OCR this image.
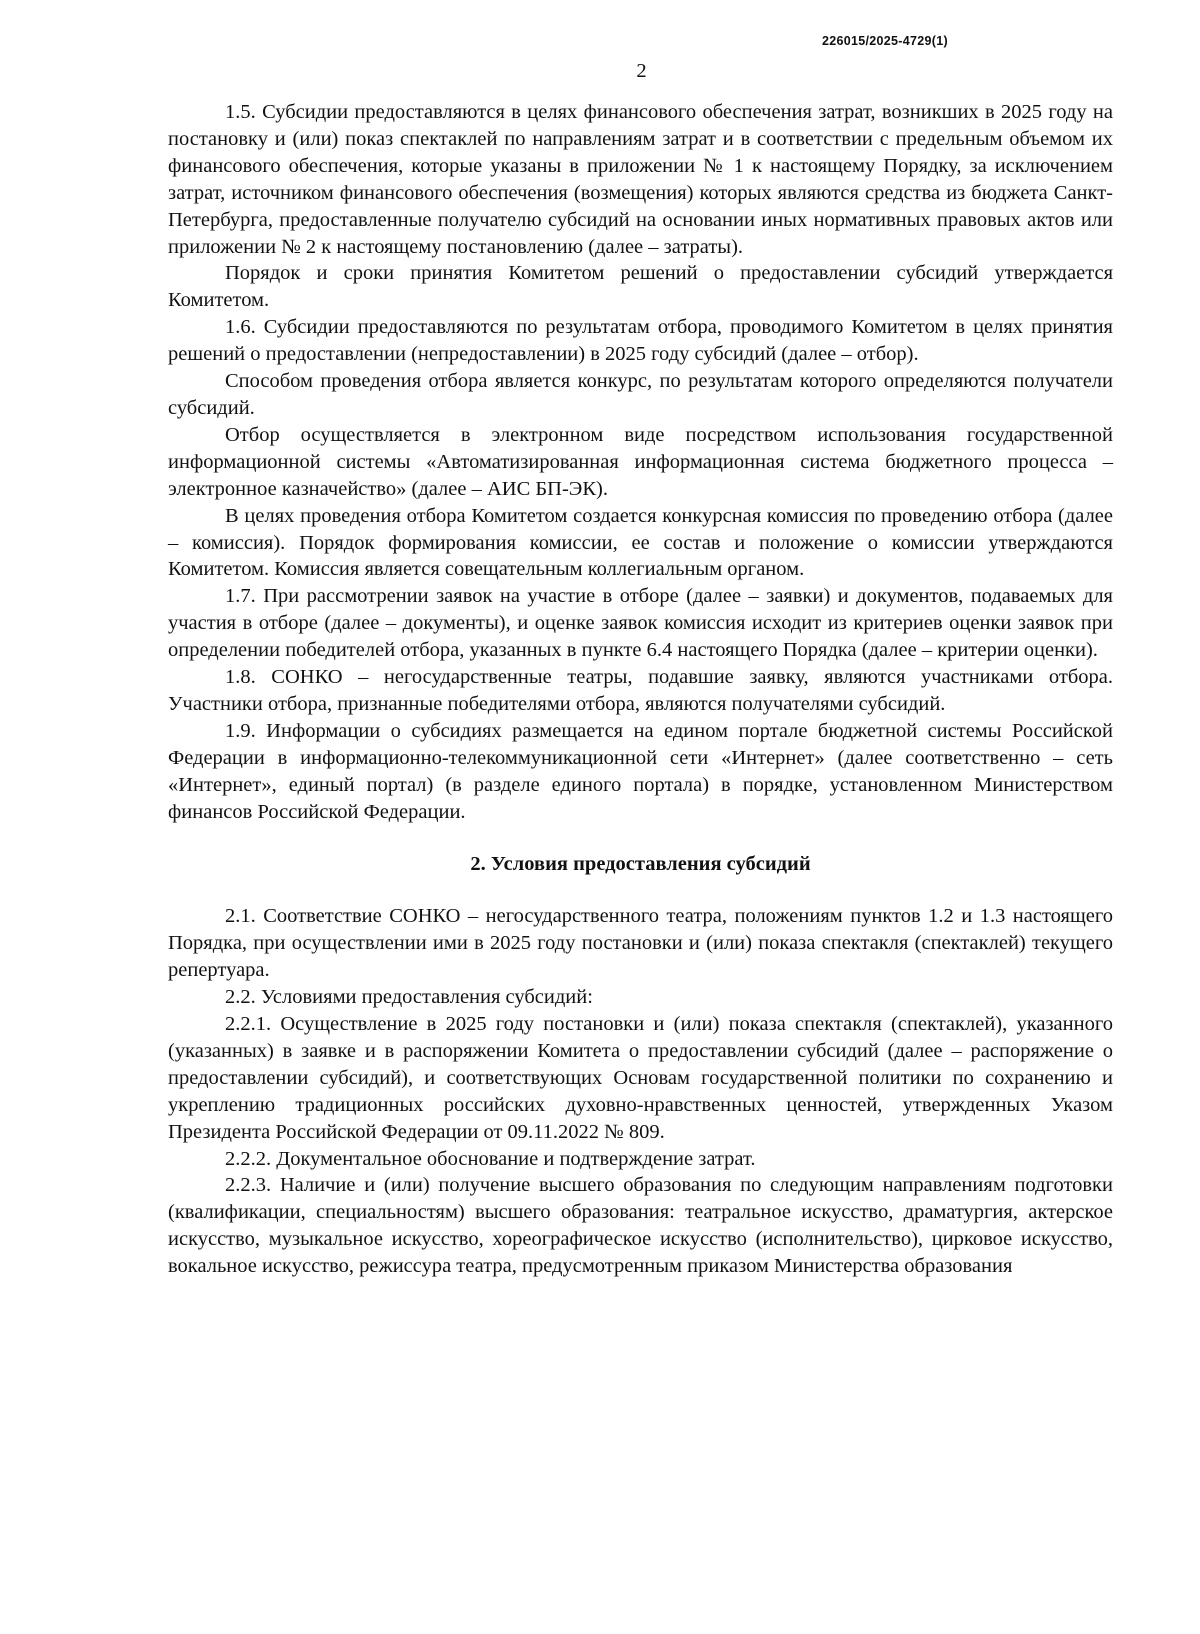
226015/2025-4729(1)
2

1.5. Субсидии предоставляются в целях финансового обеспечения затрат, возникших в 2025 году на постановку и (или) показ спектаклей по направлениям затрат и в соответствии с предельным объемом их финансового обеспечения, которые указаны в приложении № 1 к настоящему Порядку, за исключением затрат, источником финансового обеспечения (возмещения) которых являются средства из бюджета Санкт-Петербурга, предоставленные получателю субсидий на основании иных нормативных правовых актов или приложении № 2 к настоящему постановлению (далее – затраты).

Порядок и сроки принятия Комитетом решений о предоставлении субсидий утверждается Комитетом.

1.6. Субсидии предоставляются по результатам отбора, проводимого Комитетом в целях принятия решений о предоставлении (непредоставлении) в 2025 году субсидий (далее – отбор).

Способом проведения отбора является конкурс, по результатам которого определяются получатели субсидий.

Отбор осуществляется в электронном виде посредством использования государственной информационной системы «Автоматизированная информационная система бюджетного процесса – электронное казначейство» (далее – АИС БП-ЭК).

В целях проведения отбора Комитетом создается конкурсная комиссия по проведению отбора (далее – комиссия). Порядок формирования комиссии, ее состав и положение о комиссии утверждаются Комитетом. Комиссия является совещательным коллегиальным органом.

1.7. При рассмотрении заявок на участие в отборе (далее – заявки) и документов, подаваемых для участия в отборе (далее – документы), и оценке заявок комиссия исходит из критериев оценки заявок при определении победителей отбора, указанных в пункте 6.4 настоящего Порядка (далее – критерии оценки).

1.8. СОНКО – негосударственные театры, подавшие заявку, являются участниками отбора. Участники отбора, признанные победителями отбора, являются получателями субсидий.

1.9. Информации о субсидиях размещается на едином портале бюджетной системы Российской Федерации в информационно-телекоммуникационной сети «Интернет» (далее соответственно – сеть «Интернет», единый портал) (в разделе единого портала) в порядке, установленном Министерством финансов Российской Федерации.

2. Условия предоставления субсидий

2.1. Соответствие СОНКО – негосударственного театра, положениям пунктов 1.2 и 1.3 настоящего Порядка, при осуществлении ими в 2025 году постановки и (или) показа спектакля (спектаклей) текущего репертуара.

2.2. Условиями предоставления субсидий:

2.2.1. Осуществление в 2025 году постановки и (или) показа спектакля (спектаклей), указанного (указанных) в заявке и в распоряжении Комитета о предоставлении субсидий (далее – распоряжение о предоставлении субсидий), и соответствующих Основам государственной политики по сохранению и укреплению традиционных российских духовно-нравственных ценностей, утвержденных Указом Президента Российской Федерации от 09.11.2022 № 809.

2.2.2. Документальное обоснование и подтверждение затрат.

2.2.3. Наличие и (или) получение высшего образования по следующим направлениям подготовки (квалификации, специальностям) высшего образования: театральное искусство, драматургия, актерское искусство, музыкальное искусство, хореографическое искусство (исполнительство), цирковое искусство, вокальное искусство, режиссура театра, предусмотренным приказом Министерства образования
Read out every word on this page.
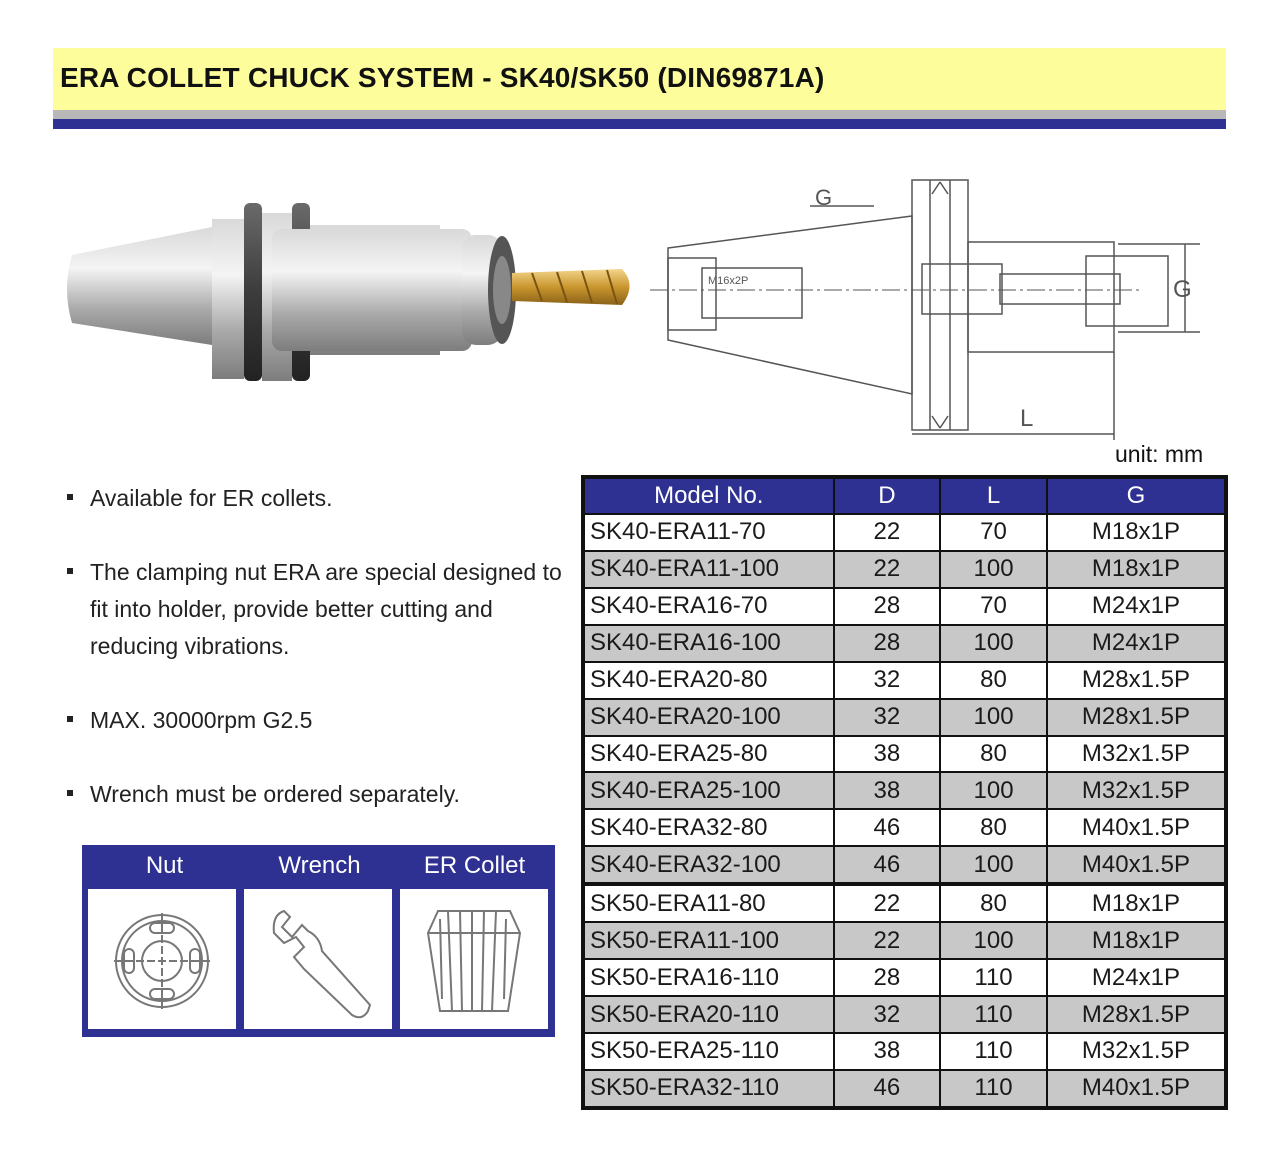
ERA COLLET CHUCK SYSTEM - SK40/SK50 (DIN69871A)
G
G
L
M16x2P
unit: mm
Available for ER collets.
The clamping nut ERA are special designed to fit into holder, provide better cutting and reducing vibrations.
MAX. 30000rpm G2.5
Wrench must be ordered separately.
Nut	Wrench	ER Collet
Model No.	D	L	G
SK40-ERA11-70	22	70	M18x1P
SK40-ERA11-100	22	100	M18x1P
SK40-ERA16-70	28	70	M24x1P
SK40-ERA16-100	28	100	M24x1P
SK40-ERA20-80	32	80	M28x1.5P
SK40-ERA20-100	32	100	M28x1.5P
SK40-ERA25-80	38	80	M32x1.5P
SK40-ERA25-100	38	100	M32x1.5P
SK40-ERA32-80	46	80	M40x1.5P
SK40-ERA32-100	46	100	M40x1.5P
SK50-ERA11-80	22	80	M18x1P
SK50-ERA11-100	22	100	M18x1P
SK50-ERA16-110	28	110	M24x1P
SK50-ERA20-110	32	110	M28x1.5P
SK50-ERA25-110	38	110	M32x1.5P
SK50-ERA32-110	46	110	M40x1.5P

━━━

Problem requirements ▸ Omit pictures; set down the rest of the material word for word.

Answer in full ▸
OCR this image.
226015/2025-4729(1)
2

1.5. Субсидии предоставляются в целях финансового обеспечения затрат, возникших в 2025 году на постановку и (или) показ спектаклей по направлениям затрат и в соответствии с предельным объемом их финансового обеспечения, которые указаны в приложении № 1 к настоящему Порядку, за исключением затрат, источником финансового обеспечения (возмещения) которых являются средства из бюджета Санкт-Петербурга, предоставленные получателю субсидий на основании иных нормативных правовых актов или приложении № 2 к настоящему постановлению (далее – затраты).

Порядок и сроки принятия Комитетом решений о предоставлении субсидий утверждается Комитетом.

1.6. Субсидии предоставляются по результатам отбора, проводимого Комитетом в целях принятия решений о предоставлении (непредоставлении) в 2025 году субсидий (далее – отбор).

Способом проведения отбора является конкурс, по результатам которого определяются получатели субсидий.

Отбор осуществляется в электронном виде посредством использования государственной информационной системы «Автоматизированная информационная система бюджетного процесса – электронное казначейство» (далее – АИС БП-ЭК).

В целях проведения отбора Комитетом создается конкурсная комиссия по проведению отбора (далее – комиссия). Порядок формирования комиссии, ее состав и положение о комиссии утверждаются Комитетом. Комиссия является совещательным коллегиальным органом.

1.7. При рассмотрении заявок на участие в отборе (далее – заявки) и документов, подаваемых для участия в отборе (далее – документы), и оценке заявок комиссия исходит из критериев оценки заявок при определении победителей отбора, указанных в пункте 6.4 настоящего Порядка (далее – критерии оценки).

1.8. СОНКО – негосударственные театры, подавшие заявку, являются участниками отбора. Участники отбора, признанные победителями отбора, являются получателями субсидий.

1.9. Информации о субсидиях размещается на едином портале бюджетной системы Российской Федерации в информационно-телекоммуникационной сети «Интернет» (далее соответственно – сеть «Интернет», единый портал) (в разделе единого портала) в порядке, установленном Министерством финансов Российской Федерации.

2. Условия предоставления субсидий

2.1. Соответствие СОНКО – негосударственного театра, положениям пунктов 1.2 и 1.3 настоящего Порядка, при осуществлении ими в 2025 году постановки и (или) показа спектакля (спектаклей) текущего репертуара.

2.2. Условиями предоставления субсидий:

2.2.1. Осуществление в 2025 году постановки и (или) показа спектакля (спектаклей), указанного (указанных) в заявке и в распоряжении Комитета о предоставлении субсидий (далее – распоряжение о предоставлении субсидий), и соответствующих Основам государственной политики по сохранению и укреплению традиционных российских духовно-нравственных ценностей, утвержденных Указом Президента Российской Федерации от 09.11.2022 № 809.

2.2.2. Документальное обоснование и подтверждение затрат.

2.2.3. Наличие и (или) получение высшего образования по следующим направлениям подготовки (квалификации, специальностям) высшего образования: театральное искусство, драматургия, актерское искусство, музыкальное искусство, хореографическое искусство (исполнительство), цирковое искусство, вокальное искусство, режиссура театра, предусмотренным приказом Министерства образования
Read out every word on this page.
ERA COLLET CHUCK SYSTEM - SK40/SK50 (DIN69871A)
G
G
L
M16x2P
unit: mm
Available for ER collets.
The clamping nut ERA are special designed to fit into holder, provide better cutting and reducing vibrations.
MAX. 30000rpm G2.5
Wrench must be ordered separately.
Nut	Wrench	ER Collet
Model No.	D	L	G
SK40-ERA11-70	22	70	M18x1P
SK40-ERA11-100	22	100	M18x1P
SK40-ERA16-70	28	70	M24x1P
SK40-ERA16-100	28	100	M24x1P
SK40-ERA20-80	32	80	M28x1.5P
SK40-ERA20-100	32	100	M28x1.5P
SK40-ERA25-80	38	80	M32x1.5P
SK40-ERA25-100	38	100	M32x1.5P
SK40-ERA32-80	46	80	M40x1.5P
SK40-ERA32-100	46	100	M40x1.5P
SK50-ERA11-80	22	80	M18x1P
SK50-ERA11-100	22	100	M18x1P
SK50-ERA16-110	28	110	M24x1P
SK50-ERA20-110	32	110	M28x1.5P
SK50-ERA25-110	38	110	M32x1.5P
SK50-ERA32-110	46	110	M40x1.5P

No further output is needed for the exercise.